* begin Records shown *
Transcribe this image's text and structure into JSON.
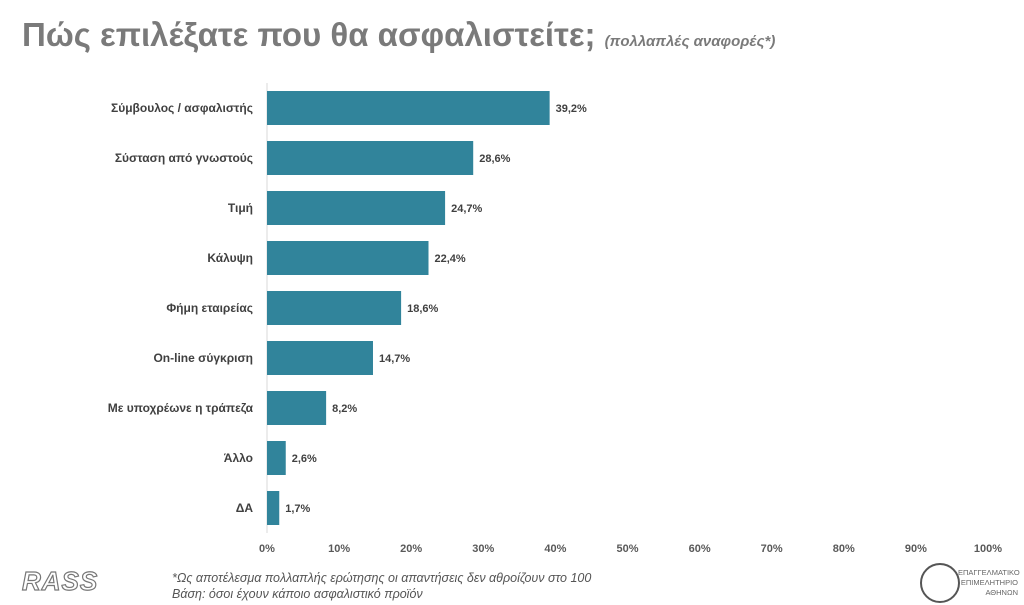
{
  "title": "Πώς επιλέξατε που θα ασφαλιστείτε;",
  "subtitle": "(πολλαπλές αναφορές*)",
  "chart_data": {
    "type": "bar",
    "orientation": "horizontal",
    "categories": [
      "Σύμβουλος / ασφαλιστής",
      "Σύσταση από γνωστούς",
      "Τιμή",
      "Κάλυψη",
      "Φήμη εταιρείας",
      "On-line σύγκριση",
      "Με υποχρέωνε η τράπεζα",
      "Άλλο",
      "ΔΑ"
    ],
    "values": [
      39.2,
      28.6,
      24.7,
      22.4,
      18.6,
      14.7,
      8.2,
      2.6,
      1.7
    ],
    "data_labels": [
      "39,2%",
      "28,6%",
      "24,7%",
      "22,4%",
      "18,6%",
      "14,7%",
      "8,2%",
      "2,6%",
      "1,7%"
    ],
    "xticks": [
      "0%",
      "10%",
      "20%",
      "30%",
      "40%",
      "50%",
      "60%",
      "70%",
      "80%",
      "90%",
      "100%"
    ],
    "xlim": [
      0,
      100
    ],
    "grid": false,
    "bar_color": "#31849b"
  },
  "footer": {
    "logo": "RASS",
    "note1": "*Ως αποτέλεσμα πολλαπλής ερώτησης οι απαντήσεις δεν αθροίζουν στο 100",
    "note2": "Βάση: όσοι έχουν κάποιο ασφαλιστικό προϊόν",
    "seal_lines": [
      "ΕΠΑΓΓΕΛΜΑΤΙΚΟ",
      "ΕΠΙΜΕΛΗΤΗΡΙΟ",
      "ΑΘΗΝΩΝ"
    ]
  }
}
* end Records shown *
__Goal__
Repeat the material above verbatim, with no pictures in the output.

__Answer to the task__
Transcribe this image's text and structure into JSON.
{
  "title": "Πώς επιλέξατε που θα ασφαλιστείτε;",
  "subtitle": "(πολλαπλές αναφορές*)",
  "chart_data": {
    "type": "bar",
    "orientation": "horizontal",
    "categories": [
      "Σύμβουλος / ασφαλιστής",
      "Σύσταση από γνωστούς",
      "Τιμή",
      "Κάλυψη",
      "Φήμη εταιρείας",
      "On-line σύγκριση",
      "Με υποχρέωνε η τράπεζα",
      "Άλλο",
      "ΔΑ"
    ],
    "values": [
      39.2,
      28.6,
      24.7,
      22.4,
      18.6,
      14.7,
      8.2,
      2.6,
      1.7
    ],
    "data_labels": [
      "39,2%",
      "28,6%",
      "24,7%",
      "22,4%",
      "18,6%",
      "14,7%",
      "8,2%",
      "2,6%",
      "1,7%"
    ],
    "xticks": [
      "0%",
      "10%",
      "20%",
      "30%",
      "40%",
      "50%",
      "60%",
      "70%",
      "80%",
      "90%",
      "100%"
    ],
    "xlim": [
      0,
      100
    ],
    "grid": false,
    "bar_color": "#31849b"
  },
  "footer": {
    "logo": "RASS",
    "note1": "*Ως αποτέλεσμα πολλαπλής ερώτησης οι απαντήσεις δεν αθροίζουν στο 100",
    "note2": "Βάση: όσοι έχουν κάποιο ασφαλιστικό προϊόν",
    "seal_lines": [
      "ΕΠΑΓΓΕΛΜΑΤΙΚΟ",
      "ΕΠΙΜΕΛΗΤΗΡΙΟ",
      "ΑΘΗΝΩΝ"
    ]
  }
}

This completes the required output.